Material to process ::
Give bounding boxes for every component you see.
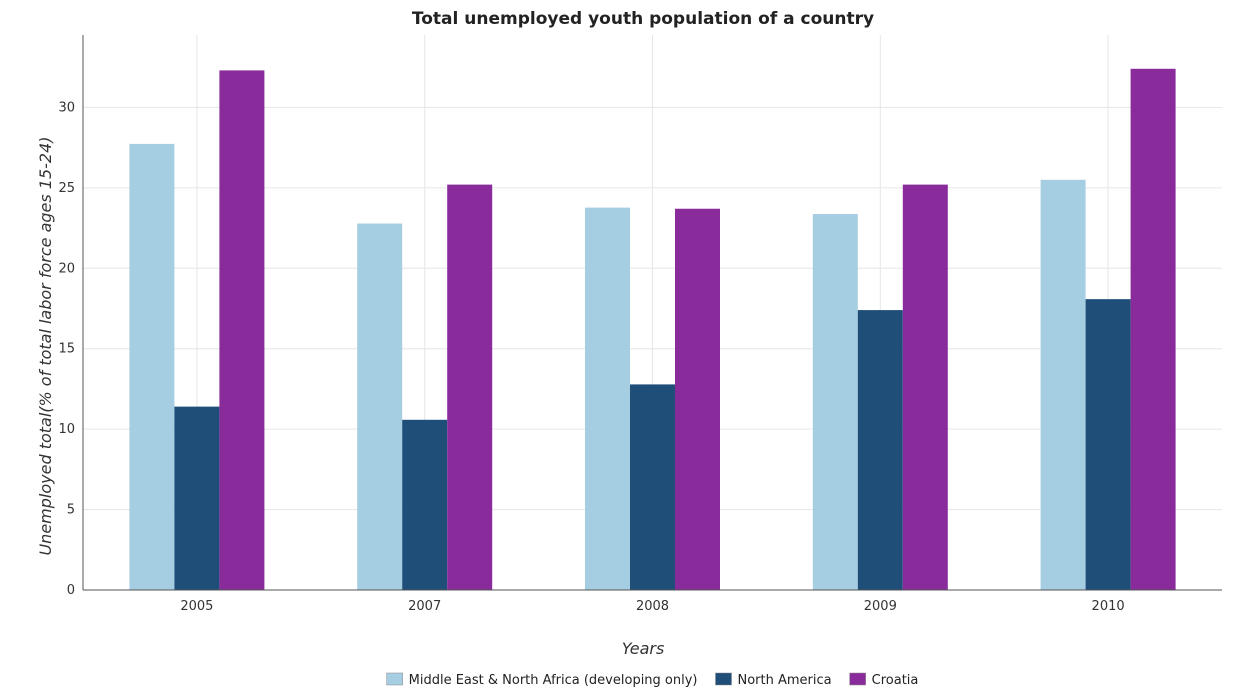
bar-2-3	[902, 184, 948, 590]
bar-2-4	[1130, 68, 1176, 591]
legend-label-2: Croatia	[872, 673, 919, 688]
legend-label-0: Middle East & North Africa (developing o…	[409, 673, 698, 688]
y-tick-label-3: 15	[58, 342, 75, 357]
bar-2-1	[447, 184, 493, 590]
legend-swatch-2	[849, 672, 866, 686]
y-axis-label: Unemployed total(% of total labor force …	[36, 136, 55, 555]
y-tick-label-0: 0	[67, 583, 75, 598]
bar-0-4	[1040, 179, 1086, 591]
x-tick-label-4: 2010	[1092, 599, 1125, 614]
x-tick-label-0: 2005	[180, 599, 213, 614]
legend-swatch-1	[715, 672, 732, 686]
y-tick-label-5: 25	[58, 181, 75, 196]
bar-0-2	[585, 207, 630, 590]
bar-0-3	[812, 214, 858, 590]
x-axis-label: Years	[622, 639, 665, 658]
bar-1-1	[402, 419, 448, 590]
bar-1-2	[630, 384, 675, 590]
bar-2-0	[219, 70, 265, 591]
y-tick-label-4: 20	[58, 261, 75, 276]
tick-labels: 0 5 10 15 20 25 30 2005 2007 2008 2009 2010	[58, 100, 1124, 614]
y-tick-label-1: 5	[67, 503, 75, 518]
x-tick-label-2: 2008	[636, 599, 669, 614]
bars	[129, 68, 1176, 591]
legend-item-0: Middle East & North Africa (developing o…	[386, 672, 698, 688]
bar-1-3	[857, 310, 903, 590]
bar-0-1	[357, 223, 403, 590]
bar-2-2	[675, 208, 720, 590]
legend-label-1: North America	[738, 673, 832, 688]
x-tick-label-1: 2007	[408, 599, 441, 614]
axes	[82, 35, 1222, 591]
bar-0-0	[129, 143, 175, 590]
legend: Middle East & North Africa (developing o…	[386, 672, 919, 688]
x-tick-label-3: 2009	[864, 599, 897, 614]
bar-1-4	[1085, 299, 1131, 590]
legend-item-2: Croatia	[849, 672, 919, 688]
chart-title: Total unemployed youth population of a c…	[412, 9, 874, 29]
legend-swatch-0	[386, 672, 403, 686]
grid-lines	[83, 35, 1222, 591]
bar-1-0	[174, 406, 220, 590]
y-tick-label-2: 10	[58, 422, 75, 437]
legend-item-1: North America	[715, 672, 832, 688]
y-tick-label-6: 30	[58, 100, 75, 115]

What is required :: From the data above, pull out each line that contains the word "Africa".

Final result ::
legend-label-0: Middle East & North Africa (developing o…	[409, 673, 698, 688]
legend-item-0: Middle East & North Africa (developing o…	[386, 672, 698, 688]
legend: Middle East & North Africa (developing o…	[386, 672, 919, 688]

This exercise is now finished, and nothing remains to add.